[Aim]
Please copy the data word for word, starting at its first line and stopping after the line that contains "close-button[interactable]: ✕ bbox=[966, 2, 992, 22]".

── Excerpted data

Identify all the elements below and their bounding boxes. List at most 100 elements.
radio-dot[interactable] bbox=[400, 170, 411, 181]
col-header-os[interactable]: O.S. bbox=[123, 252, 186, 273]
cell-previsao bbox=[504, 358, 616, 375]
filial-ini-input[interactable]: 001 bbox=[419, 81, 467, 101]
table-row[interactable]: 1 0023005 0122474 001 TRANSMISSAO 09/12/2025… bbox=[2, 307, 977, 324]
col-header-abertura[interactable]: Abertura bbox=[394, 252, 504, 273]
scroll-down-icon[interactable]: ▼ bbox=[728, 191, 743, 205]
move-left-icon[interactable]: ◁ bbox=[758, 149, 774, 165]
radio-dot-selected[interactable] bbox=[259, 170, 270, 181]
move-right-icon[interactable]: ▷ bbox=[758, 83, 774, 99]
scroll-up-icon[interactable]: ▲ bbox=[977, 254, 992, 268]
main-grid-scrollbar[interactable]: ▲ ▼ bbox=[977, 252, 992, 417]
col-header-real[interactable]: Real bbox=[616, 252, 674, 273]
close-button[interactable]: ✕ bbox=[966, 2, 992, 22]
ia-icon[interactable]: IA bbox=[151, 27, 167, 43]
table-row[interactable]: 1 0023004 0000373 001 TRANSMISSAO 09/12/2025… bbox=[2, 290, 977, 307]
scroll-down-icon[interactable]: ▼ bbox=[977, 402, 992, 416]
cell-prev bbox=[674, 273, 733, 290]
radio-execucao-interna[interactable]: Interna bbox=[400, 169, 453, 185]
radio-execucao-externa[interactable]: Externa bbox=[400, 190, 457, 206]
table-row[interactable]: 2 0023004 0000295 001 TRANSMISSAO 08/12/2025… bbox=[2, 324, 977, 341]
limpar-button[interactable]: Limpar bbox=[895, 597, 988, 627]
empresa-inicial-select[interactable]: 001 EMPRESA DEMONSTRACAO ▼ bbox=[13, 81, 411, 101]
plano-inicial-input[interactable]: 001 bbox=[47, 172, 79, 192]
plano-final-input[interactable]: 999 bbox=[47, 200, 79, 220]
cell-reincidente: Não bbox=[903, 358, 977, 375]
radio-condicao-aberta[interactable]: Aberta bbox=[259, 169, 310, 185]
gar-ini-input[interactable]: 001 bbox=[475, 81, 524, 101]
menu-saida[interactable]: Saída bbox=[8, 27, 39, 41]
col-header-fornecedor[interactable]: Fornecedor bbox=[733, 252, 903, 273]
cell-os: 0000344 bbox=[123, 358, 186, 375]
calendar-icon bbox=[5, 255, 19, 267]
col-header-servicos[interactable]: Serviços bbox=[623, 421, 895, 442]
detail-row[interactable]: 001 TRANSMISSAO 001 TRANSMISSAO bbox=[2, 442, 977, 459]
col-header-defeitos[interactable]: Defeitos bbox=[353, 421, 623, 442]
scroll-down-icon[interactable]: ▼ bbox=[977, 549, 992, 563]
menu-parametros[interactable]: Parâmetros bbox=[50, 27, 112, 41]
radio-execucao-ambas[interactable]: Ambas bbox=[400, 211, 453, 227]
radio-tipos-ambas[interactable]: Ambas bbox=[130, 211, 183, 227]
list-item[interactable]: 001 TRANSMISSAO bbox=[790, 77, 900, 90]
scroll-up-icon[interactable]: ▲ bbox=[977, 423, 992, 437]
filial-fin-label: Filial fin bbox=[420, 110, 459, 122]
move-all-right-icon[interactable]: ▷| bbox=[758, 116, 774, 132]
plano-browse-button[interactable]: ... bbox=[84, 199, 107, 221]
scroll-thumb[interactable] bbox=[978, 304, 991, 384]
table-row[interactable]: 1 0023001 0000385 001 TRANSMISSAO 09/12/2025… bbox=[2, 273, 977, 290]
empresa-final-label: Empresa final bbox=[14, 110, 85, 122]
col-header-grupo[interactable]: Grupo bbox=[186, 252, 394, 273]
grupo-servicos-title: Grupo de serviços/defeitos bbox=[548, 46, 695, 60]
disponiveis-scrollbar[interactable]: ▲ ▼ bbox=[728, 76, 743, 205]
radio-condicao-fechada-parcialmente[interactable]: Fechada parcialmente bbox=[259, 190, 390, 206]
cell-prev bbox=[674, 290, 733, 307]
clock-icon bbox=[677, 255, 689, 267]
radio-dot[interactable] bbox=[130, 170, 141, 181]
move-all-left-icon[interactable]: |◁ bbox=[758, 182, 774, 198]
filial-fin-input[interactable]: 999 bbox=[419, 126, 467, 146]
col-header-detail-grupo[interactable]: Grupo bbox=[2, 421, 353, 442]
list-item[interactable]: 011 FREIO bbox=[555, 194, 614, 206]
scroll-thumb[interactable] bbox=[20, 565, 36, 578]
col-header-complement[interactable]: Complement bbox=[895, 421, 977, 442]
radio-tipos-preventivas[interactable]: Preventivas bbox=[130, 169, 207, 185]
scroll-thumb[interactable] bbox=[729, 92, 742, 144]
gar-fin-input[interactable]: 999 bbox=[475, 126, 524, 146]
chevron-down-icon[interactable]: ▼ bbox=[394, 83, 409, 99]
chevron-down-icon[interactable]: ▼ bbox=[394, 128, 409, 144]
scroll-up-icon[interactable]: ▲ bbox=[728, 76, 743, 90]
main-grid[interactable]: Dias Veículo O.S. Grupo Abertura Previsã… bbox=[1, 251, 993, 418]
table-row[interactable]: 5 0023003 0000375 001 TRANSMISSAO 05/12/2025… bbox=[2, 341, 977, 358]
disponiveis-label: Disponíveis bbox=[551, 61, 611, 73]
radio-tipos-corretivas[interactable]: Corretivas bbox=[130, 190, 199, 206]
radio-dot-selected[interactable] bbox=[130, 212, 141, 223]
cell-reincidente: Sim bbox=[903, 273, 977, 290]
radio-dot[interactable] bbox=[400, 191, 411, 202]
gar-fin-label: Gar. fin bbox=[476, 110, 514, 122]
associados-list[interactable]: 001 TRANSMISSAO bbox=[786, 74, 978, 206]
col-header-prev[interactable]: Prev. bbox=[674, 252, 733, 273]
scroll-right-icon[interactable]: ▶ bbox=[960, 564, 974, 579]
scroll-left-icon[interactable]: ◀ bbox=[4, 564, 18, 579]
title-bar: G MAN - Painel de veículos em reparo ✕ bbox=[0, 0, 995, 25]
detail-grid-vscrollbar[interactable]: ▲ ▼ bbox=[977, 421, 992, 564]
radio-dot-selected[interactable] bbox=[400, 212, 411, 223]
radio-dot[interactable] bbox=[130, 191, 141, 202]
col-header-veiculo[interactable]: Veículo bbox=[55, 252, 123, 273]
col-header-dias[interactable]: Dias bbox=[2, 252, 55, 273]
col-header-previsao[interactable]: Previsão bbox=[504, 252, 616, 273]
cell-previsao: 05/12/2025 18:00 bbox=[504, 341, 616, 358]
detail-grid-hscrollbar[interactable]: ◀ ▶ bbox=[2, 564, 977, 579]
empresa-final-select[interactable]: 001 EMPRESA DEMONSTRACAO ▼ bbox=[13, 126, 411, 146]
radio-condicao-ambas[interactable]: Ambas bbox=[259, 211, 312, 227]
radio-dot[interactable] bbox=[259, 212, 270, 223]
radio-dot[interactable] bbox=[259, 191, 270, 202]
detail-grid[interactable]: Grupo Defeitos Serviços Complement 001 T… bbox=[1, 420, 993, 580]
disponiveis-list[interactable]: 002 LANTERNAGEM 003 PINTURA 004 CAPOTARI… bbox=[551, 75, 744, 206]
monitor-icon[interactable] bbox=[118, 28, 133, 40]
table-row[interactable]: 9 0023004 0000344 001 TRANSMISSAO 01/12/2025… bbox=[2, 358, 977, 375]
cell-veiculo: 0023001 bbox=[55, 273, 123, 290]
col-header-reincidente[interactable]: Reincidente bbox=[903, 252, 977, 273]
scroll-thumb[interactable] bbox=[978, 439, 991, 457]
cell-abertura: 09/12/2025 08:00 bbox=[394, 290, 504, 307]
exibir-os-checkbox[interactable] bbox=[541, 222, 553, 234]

────

[Solution for this problem]
Identify all the elements below and their bounding boxes. List at most 100 elements.
radio-dot[interactable] bbox=[400, 170, 411, 181]
col-header-os[interactable]: O.S. bbox=[123, 252, 186, 273]
cell-previsao bbox=[504, 358, 616, 375]
filial-ini-input[interactable]: 001 bbox=[419, 81, 467, 101]
table-row[interactable]: 1 0023005 0122474 001 TRANSMISSAO 09/12/2025… bbox=[2, 307, 977, 324]
col-header-abertura[interactable]: Abertura bbox=[394, 252, 504, 273]
scroll-down-icon[interactable]: ▼ bbox=[728, 191, 743, 205]
move-left-icon[interactable]: ◁ bbox=[758, 149, 774, 165]
radio-dot-selected[interactable] bbox=[259, 170, 270, 181]
move-right-icon[interactable]: ▷ bbox=[758, 83, 774, 99]
scroll-up-icon[interactable]: ▲ bbox=[977, 254, 992, 268]
main-grid-scrollbar[interactable]: ▲ ▼ bbox=[977, 252, 992, 417]
col-header-real[interactable]: Real bbox=[616, 252, 674, 273]
close-button[interactable]: ✕ bbox=[966, 2, 992, 22]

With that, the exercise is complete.